=== Texto ===
══════════════════════════════

A atuação do Prefeito de Estância pode ser avaliada sob duas óticas, a primeira, interna, das providências para transformar a máquina pública em favor da comunidade, com a Organização da Lei Orgânica do Município, o Estatuto dos Servidores Municipais, o Código Tributário Municipal, o Código de Higiene e Saneamento, e o Código de Posturas Municipais, instrumentos da transformação política pretendida por Manoel Pascoal Nabuco d’Ávila. Foram muitas as providências em favor da educação, da cultura, da saúde, do saneamento, modernizando aquela cidade com serviços inovadores, como o Serviço Autônomo de Água e Esgoto.
A segunda ótica da administração do Prefeito de Estância pode ser considerada a partir da importância que deu à educação, melhorando as escolas do centro urbano e criando rede de escolas rurais, fortalecendo o ensino médio e valorizando a cultura. E, mais que isto, difundido entre os jovens, de Estância e do Estado, as idéias que davam sintonia com o Governo Seixas Dória, engajado na pregação das Reformas de Base, conjunto de ações reformadoras, para tirar o Brasil das velhas oligarquias que concentram o Poder e manipulavam a economia. Manuel Pascoal Nabuco d’Ávila fez conferências, esclareceu platéias jovens, visitou entidades, falou para o povo, enfim contribui com sua palavra e com seu exemplo, para alimentar entre os estancianos e entre os sergipanos a idéia das mudanças, que ainda tem fortalecido os discursos políticos dos candidatos.

══════════════════════════════

=== Material de dados ===
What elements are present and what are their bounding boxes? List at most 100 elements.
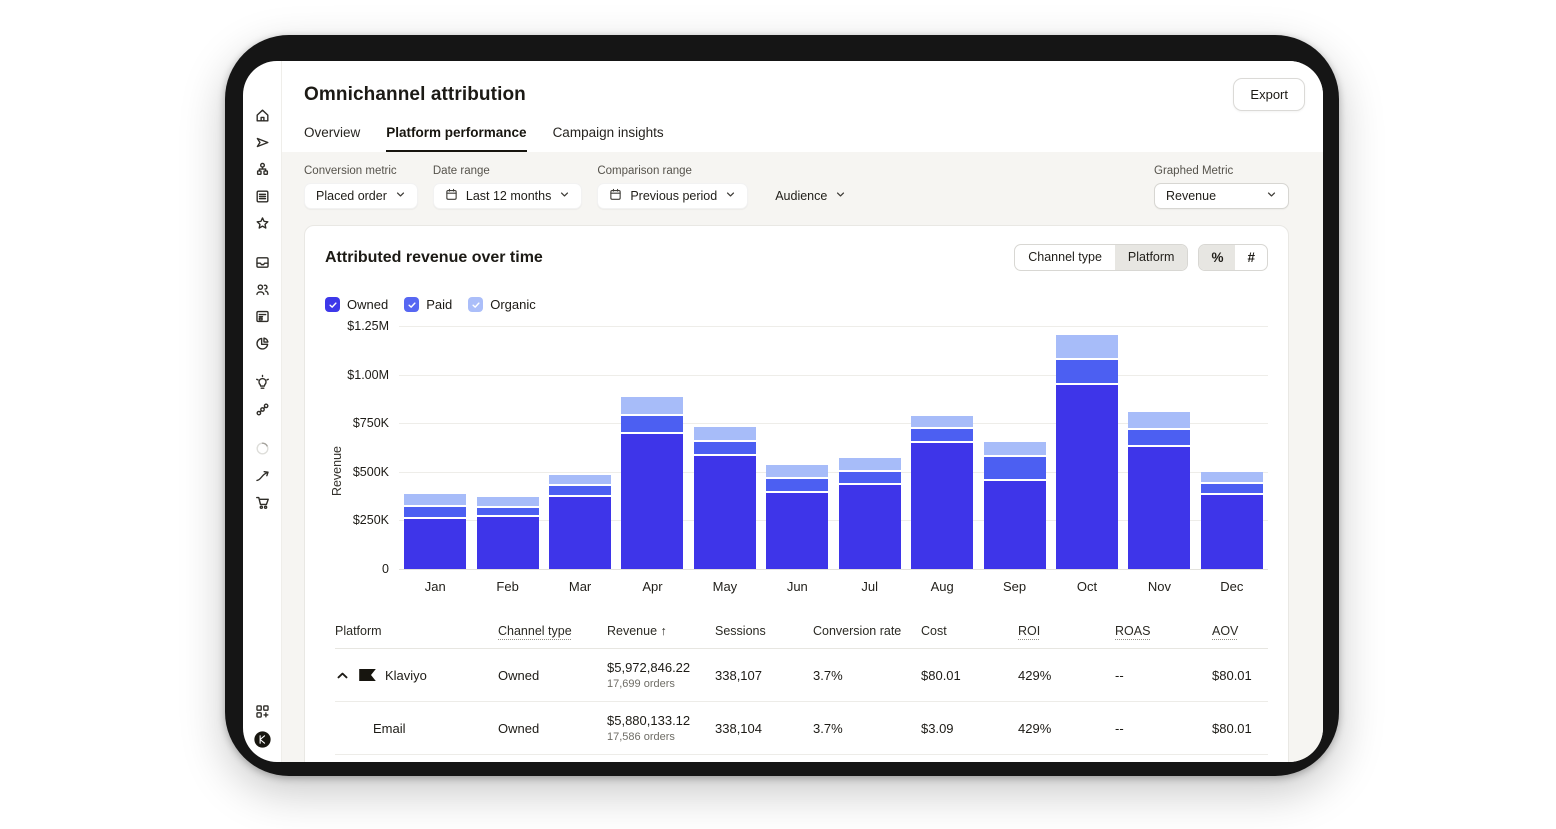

══════════════════════════════

=== Tarefa escrita A ===
De acordo com o texto sobre a administração do Prefeito de Estância, qual serviço inovador é mencionado como exemplo da modernização da cidade?
=== Tarefa escrita B ===
Retome o texto sobre a administração do Prefeito de Estância e dê-lhe continuidade a partir do ponto em que ele termina.
O material não tem qualquer relação com o que se solicita.

=== Resultado final A ===
O Serviço Autônomo de Água e Esgoto.

=== Resultado final B ===
O Presidente João Goulart foi deposto pelos militares que fizeram o movimento de 31 de março de 1964. Em Sergipe, na madrugada de 2 de abril, o Governador Seixas Dória foi deposto e preso, sendo levado para Salvador e depois para a ilha presídio de Fernando de Noronha. O Prefeito de Estância foi deposto e preso no dia 17 de abril de 1964. Começava a via crucis destes políticos e de milhares de brasileiros que sonhavam com as liberdades, o desenvolvimento, a reconstrução do País e a defesa e aproveitamento de suas grandes e últiplas riquezas.
Manuel Pascoal Nabuco d’Ávila foi preso duas vezes: a primeira, em 17 de abril de 1964, sendo liberado em 23 de junho do mesmo ano; a segunda, em 18 de setembro de 1969, quando foi julgado, na Auditoria Militar da 6ª Região, em Salvador/BA, e condenado a uma pena de 1 ano e 9 meses de detenção, dos quais cumpriu 8 meses de pena, pela revisão feita pelo Superior Tribunal Militar, julgando Recurso interposto pelo ex Prefeito de Estância.
De volta à Estância, já casado, com filhos, Manuel Pascoal Nabuco d’Ávila continua exercendo a advocacia, até ingressar no Ministério Público, graças ao concurso realizado em 1978. A demora na nomeação o obrigou a buscar, na Justiça, proteção ao seu direito de aprovado. O julgamento demorou muito, até o Governador Augusto do Prado Franco (1979-1982) o nomeou para a Comarca de Neópolis, de onde foi removido para a Comarca de Boquim, em 1980, de Propriá, em 1983, sendo promovido à Comarca de 2ª Entrância, removido para Estância, em 1984.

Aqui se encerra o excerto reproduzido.